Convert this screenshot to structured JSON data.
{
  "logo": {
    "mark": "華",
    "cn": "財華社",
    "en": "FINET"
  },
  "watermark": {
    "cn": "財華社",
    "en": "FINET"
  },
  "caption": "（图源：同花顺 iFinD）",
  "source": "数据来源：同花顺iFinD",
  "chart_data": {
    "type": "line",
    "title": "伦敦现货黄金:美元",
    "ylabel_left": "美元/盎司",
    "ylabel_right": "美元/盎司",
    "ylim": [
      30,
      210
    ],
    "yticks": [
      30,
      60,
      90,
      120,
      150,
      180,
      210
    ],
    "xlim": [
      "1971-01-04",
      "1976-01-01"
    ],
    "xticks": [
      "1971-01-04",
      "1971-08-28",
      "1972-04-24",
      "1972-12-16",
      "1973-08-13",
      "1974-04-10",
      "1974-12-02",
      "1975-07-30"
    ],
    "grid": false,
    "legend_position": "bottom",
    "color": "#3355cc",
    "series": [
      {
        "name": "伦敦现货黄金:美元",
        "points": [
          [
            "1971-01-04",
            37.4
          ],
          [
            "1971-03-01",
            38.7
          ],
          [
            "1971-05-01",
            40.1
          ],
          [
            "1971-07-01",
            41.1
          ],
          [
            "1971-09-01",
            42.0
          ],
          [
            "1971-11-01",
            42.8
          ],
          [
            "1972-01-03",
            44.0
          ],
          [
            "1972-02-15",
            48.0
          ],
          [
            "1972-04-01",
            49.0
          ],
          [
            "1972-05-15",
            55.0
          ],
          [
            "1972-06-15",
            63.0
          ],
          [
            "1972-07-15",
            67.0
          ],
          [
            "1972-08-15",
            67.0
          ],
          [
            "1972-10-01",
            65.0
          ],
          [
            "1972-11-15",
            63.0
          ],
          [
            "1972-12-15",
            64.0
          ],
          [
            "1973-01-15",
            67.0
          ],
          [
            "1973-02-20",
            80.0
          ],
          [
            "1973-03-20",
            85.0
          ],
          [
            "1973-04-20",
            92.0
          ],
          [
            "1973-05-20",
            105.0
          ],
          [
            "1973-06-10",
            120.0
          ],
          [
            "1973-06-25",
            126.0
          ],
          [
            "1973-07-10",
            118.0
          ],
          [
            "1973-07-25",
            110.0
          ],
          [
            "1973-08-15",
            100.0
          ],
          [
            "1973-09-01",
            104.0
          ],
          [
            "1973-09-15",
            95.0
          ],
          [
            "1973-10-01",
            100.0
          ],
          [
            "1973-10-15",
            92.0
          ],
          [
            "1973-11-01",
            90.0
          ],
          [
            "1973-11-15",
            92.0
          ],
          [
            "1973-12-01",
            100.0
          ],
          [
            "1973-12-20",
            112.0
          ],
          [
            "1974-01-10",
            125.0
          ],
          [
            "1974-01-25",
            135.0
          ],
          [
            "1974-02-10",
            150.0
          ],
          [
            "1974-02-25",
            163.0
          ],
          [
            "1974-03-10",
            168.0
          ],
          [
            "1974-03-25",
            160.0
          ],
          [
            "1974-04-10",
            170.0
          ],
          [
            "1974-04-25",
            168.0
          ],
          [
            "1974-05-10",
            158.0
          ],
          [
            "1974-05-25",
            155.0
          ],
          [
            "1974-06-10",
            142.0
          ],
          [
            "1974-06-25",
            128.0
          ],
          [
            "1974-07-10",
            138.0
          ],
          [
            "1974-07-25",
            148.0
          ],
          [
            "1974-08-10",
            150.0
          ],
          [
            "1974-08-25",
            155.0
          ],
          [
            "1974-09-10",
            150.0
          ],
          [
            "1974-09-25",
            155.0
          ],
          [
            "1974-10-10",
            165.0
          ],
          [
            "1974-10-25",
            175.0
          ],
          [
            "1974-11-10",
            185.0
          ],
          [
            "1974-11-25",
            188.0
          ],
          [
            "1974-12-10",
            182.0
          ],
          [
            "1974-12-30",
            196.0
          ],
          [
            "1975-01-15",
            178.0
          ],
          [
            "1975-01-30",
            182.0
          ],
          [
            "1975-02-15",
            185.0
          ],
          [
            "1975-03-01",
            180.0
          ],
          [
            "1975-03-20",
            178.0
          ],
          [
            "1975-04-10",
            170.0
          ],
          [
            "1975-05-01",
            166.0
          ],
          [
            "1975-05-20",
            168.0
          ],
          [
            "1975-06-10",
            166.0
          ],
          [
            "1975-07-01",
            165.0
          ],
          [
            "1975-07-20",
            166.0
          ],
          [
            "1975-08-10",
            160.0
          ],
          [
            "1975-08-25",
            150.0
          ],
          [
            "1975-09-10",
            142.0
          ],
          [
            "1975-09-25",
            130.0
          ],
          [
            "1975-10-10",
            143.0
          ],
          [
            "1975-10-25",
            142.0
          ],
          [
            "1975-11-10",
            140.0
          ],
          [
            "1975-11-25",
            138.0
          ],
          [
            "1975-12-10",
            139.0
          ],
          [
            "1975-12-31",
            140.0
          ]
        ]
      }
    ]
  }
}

============================================================

» **Exercise**
Exactly reproduce all of the entries.

» **Finished answer**
Convert this screenshot to structured JSON data.
{
  "logo": {
    "mark": "華",
    "cn": "財華社",
    "en": "FINET"
  },
  "watermark": {
    "cn": "財華社",
    "en": "FINET"
  },
  "caption": "（图源：同花顺 iFinD）",
  "source": "数据来源：同花顺iFinD",
  "chart_data": {
    "type": "line",
    "title": "伦敦现货黄金:美元",
    "ylabel_left": "美元/盎司",
    "ylabel_right": "美元/盎司",
    "ylim": [
      30,
      210
    ],
    "yticks": [
      30,
      60,
      90,
      120,
      150,
      180,
      210
    ],
    "xlim": [
      "1971-01-04",
      "1976-01-01"
    ],
    "xticks": [
      "1971-01-04",
      "1971-08-28",
      "1972-04-24",
      "1972-12-16",
      "1973-08-13",
      "1974-04-10",
      "1974-12-02",
      "1975-07-30"
    ],
    "grid": false,
    "legend_position": "bottom",
    "color": "#3355cc",
    "series": [
      {
        "name": "伦敦现货黄金:美元",
        "points": [
          [
            "1971-01-04",
            37.4
          ],
          [
            "1971-03-01",
            38.7
          ],
          [
            "1971-05-01",
            40.1
          ],
          [
            "1971-07-01",
            41.1
          ],
          [
            "1971-09-01",
            42.0
          ],
          [
            "1971-11-01",
            42.8
          ],
          [
            "1972-01-03",
            44.0
          ],
          [
            "1972-02-15",
            48.0
          ],
          [
            "1972-04-01",
            49.0
          ],
          [
            "1972-05-15",
            55.0
          ],
          [
            "1972-06-15",
            63.0
          ],
          [
            "1972-07-15",
            67.0
          ],
          [
            "1972-08-15",
            67.0
          ],
          [
            "1972-10-01",
            65.0
          ],
          [
            "1972-11-15",
            63.0
          ],
          [
            "1972-12-15",
            64.0
          ],
          [
            "1973-01-15",
            67.0
          ],
          [
            "1973-02-20",
            80.0
          ],
          [
            "1973-03-20",
            85.0
          ],
          [
            "1973-04-20",
            92.0
          ],
          [
            "1973-05-20",
            105.0
          ],
          [
            "1973-06-10",
            120.0
          ],
          [
            "1973-06-25",
            126.0
          ],
          [
            "1973-07-10",
            118.0
          ],
          [
            "1973-07-25",
            110.0
          ],
          [
            "1973-08-15",
            100.0
          ],
          [
            "1973-09-01",
            104.0
          ],
          [
            "1973-09-15",
            95.0
          ],
          [
            "1973-10-01",
            100.0
          ],
          [
            "1973-10-15",
            92.0
          ],
          [
            "1973-11-01",
            90.0
          ],
          [
            "1973-11-15",
            92.0
          ],
          [
            "1973-12-01",
            100.0
          ],
          [
            "1973-12-20",
            112.0
          ],
          [
            "1974-01-10",
            125.0
          ],
          [
            "1974-01-25",
            135.0
          ],
          [
            "1974-02-10",
            150.0
          ],
          [
            "1974-02-25",
            163.0
          ],
          [
            "1974-03-10",
            168.0
          ],
          [
            "1974-03-25",
            160.0
          ],
          [
            "1974-04-10",
            170.0
          ],
          [
            "1974-04-25",
            168.0
          ],
          [
            "1974-05-10",
            158.0
          ],
          [
            "1974-05-25",
            155.0
          ],
          [
            "1974-06-10",
            142.0
          ],
          [
            "1974-06-25",
            128.0
          ],
          [
            "1974-07-10",
            138.0
          ],
          [
            "1974-07-25",
            148.0
          ],
          [
            "1974-08-10",
            150.0
          ],
          [
            "1974-08-25",
            155.0
          ],
          [
            "1974-09-10",
            150.0
          ],
          [
            "1974-09-25",
            155.0
          ],
          [
            "1974-10-10",
            165.0
          ],
          [
            "1974-10-25",
            175.0
          ],
          [
            "1974-11-10",
            185.0
          ],
          [
            "1974-11-25",
            188.0
          ],
          [
            "1974-12-10",
            182.0
          ],
          [
            "1974-12-30",
            196.0
          ],
          [
            "1975-01-15",
            178.0
          ],
          [
            "1975-01-30",
            182.0
          ],
          [
            "1975-02-15",
            185.0
          ],
          [
            "1975-03-01",
            180.0
          ],
          [
            "1975-03-20",
            178.0
          ],
          [
            "1975-04-10",
            170.0
          ],
          [
            "1975-05-01",
            166.0
          ],
          [
            "1975-05-20",
            168.0
          ],
          [
            "1975-06-10",
            166.0
          ],
          [
            "1975-07-01",
            165.0
          ],
          [
            "1975-07-20",
            166.0
          ],
          [
            "1975-08-10",
            160.0
          ],
          [
            "1975-08-25",
            150.0
          ],
          [
            "1975-09-10",
            142.0
          ],
          [
            "1975-09-25",
            130.0
          ],
          [
            "1975-10-10",
            143.0
          ],
          [
            "1975-10-25",
            142.0
          ],
          [
            "1975-11-10",
            140.0
          ],
          [
            "1975-11-25",
            138.0
          ],
          [
            "1975-12-10",
            139.0
          ],
          [
            "1975-12-31",
            140.0
          ]
        ]
      }
    ]
  }
}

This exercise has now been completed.